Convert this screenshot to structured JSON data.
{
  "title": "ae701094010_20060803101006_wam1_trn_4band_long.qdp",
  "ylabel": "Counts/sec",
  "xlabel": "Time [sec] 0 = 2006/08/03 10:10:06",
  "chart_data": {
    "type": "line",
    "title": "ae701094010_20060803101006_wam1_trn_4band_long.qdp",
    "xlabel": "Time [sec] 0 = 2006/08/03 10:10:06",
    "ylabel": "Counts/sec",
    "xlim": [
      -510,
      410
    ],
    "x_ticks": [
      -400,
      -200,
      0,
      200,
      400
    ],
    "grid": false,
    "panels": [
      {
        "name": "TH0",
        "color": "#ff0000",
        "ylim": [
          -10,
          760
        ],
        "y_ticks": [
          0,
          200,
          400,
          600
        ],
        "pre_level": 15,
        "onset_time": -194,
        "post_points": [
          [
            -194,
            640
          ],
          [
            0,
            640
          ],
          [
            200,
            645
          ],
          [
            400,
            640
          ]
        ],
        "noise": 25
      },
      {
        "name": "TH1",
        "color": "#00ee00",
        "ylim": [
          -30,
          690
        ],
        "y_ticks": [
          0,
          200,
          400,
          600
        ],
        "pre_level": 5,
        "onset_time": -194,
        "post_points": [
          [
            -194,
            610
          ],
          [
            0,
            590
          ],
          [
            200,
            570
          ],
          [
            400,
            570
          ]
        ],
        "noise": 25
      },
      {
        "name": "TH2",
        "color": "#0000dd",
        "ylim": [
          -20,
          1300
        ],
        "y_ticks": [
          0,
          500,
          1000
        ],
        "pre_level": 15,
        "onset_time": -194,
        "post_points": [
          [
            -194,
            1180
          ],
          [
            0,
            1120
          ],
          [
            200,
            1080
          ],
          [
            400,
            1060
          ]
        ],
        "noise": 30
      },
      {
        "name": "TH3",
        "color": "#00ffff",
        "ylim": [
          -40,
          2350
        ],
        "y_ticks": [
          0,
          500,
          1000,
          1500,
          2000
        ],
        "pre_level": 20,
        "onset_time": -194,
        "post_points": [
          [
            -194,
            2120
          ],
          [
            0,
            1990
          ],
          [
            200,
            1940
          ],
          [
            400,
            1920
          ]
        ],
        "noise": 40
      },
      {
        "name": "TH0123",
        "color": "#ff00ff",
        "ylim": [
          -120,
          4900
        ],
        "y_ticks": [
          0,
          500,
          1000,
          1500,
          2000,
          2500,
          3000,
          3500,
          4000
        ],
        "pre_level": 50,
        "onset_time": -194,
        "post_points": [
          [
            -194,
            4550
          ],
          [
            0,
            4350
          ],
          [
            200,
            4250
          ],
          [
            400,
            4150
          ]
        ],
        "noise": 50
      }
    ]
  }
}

■ Exercise description:
Identify the lines that hold the word "title". Copy every one of them.

■ Response:
  "title": "ae701094010_20060803101006_wam1_trn_4band_long.qdp",
    "title": "ae701094010_20060803101006_wam1_trn_4band_long.qdp",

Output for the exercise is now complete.